Data supplied:
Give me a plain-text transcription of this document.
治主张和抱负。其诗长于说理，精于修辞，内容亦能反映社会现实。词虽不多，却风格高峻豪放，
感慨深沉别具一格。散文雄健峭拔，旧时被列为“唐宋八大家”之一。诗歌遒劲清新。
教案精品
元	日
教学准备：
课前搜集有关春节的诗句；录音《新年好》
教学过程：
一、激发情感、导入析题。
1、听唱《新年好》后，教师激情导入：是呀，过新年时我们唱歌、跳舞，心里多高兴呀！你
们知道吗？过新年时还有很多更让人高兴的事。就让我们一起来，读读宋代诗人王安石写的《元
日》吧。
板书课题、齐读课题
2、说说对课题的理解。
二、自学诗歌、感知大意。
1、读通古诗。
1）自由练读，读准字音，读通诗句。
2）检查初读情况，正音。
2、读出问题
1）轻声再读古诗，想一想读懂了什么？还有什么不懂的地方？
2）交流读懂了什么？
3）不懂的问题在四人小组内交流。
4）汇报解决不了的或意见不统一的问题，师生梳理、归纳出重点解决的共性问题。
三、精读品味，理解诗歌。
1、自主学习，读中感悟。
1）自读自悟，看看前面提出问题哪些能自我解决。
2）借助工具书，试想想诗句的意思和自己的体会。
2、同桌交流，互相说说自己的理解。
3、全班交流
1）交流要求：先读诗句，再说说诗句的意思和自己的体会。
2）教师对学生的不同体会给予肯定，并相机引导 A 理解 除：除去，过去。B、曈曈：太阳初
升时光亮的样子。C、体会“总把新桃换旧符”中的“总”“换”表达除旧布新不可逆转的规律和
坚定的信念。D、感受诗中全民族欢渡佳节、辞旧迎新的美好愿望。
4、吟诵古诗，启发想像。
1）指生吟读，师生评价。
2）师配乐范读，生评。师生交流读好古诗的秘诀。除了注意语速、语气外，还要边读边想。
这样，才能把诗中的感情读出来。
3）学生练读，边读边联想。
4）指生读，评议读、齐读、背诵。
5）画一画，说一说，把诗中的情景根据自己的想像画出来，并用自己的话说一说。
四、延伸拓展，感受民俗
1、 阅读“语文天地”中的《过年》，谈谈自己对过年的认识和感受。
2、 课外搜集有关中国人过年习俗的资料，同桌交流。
--
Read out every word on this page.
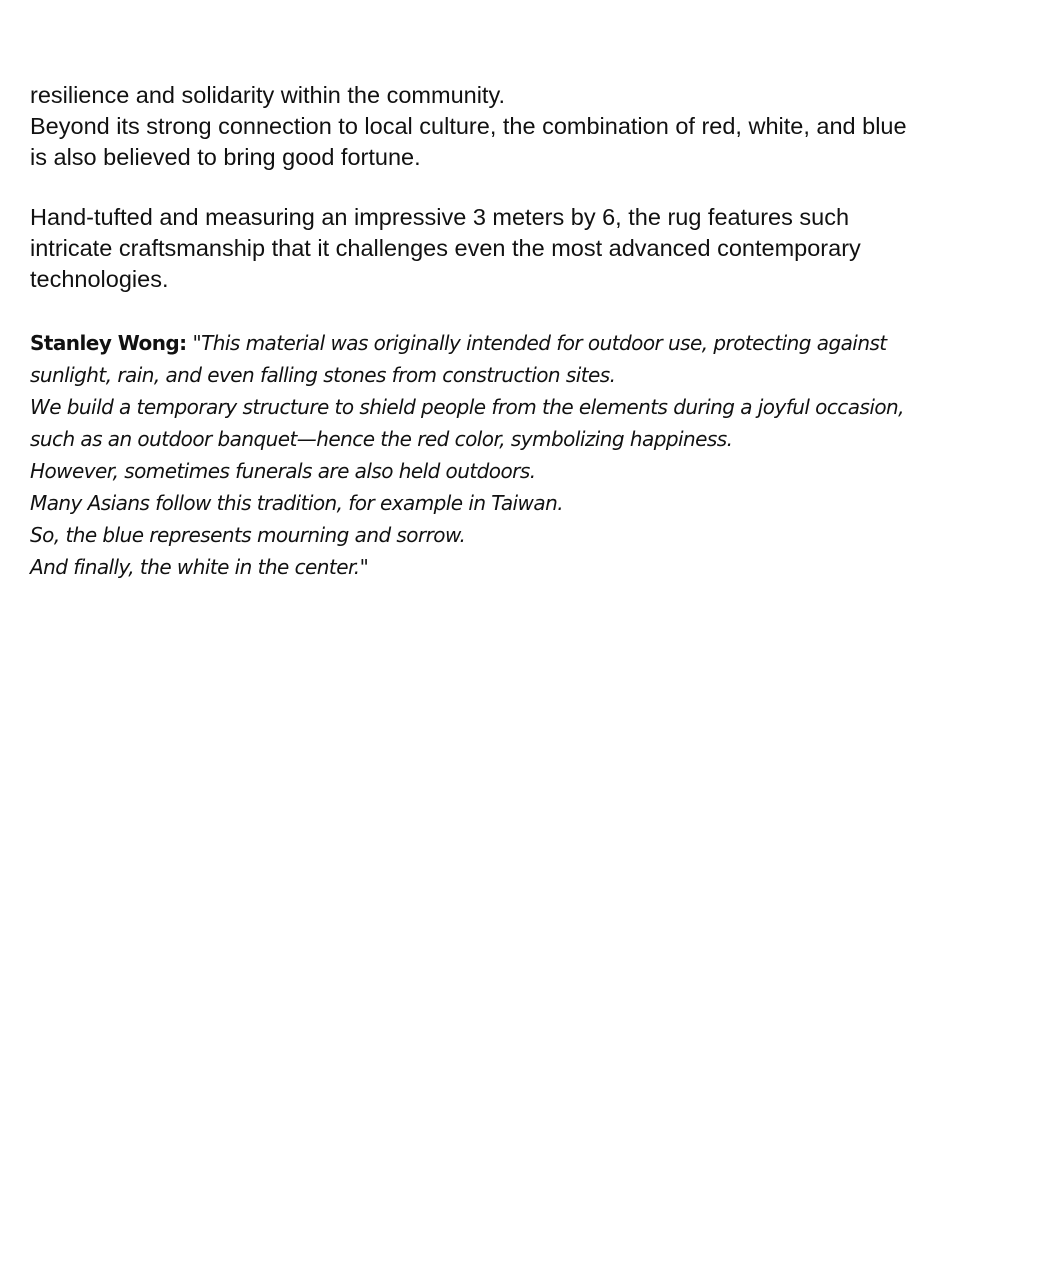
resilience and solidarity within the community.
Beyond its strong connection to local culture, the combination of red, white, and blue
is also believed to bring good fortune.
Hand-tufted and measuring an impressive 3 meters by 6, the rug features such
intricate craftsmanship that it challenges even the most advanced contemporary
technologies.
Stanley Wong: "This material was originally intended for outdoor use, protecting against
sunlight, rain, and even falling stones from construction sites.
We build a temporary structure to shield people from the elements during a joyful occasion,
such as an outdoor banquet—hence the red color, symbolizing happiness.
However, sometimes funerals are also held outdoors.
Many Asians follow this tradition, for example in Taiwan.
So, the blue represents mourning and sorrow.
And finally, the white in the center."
--
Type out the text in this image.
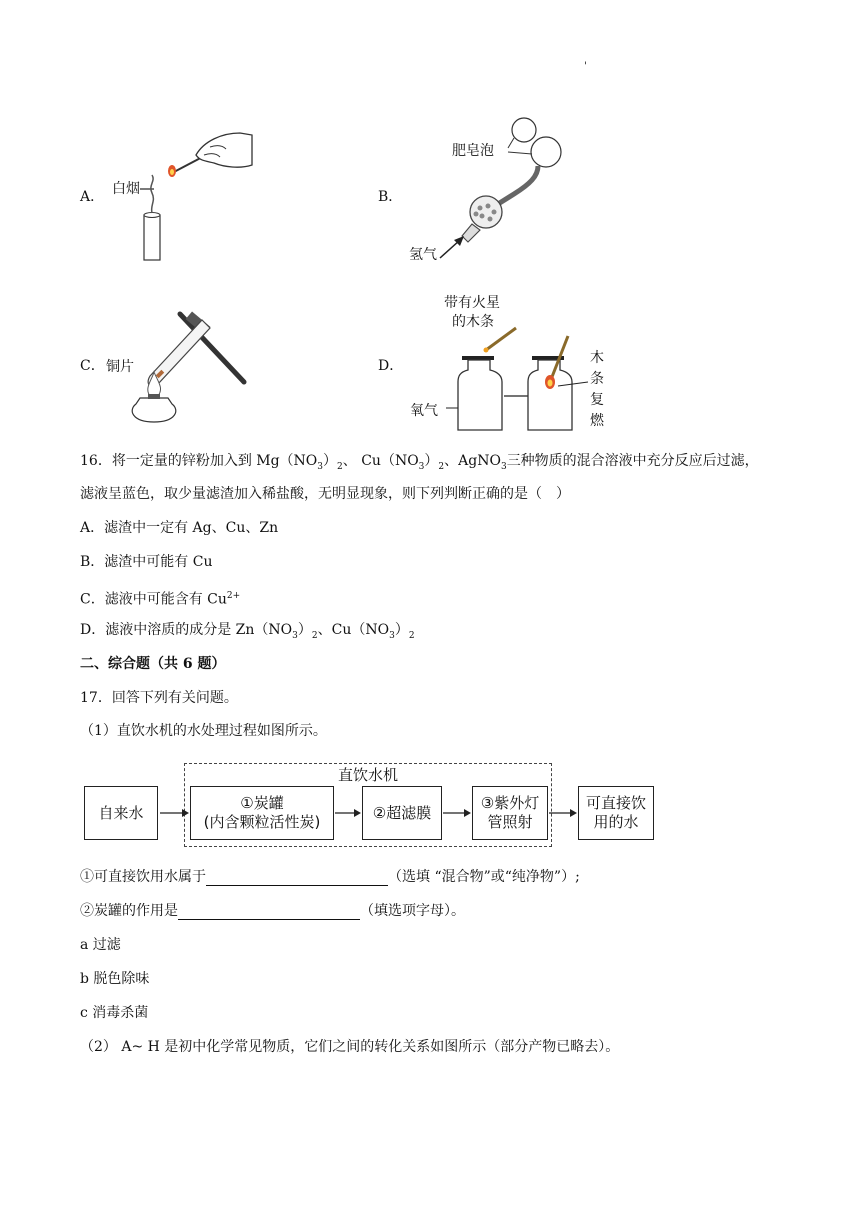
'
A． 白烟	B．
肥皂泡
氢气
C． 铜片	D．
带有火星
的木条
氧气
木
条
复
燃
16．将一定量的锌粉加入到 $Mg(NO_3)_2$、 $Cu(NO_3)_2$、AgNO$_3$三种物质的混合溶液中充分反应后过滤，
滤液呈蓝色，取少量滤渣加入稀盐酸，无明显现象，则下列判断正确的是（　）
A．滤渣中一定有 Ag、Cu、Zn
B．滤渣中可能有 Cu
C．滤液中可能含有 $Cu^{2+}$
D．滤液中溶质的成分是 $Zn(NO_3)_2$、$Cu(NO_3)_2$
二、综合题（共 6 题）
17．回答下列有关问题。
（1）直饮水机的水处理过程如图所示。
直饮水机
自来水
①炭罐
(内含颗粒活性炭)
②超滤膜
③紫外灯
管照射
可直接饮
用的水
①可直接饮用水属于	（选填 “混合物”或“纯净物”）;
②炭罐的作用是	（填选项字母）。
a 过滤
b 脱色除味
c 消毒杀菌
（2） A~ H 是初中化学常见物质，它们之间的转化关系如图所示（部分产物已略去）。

Task objective: Collect the complete line wherever the string "from" appears in the records.

Task answer:
sunlight, rain, and even falling stones from construction sites.
We build a temporary structure to shield people from the elements during a joyful occasion,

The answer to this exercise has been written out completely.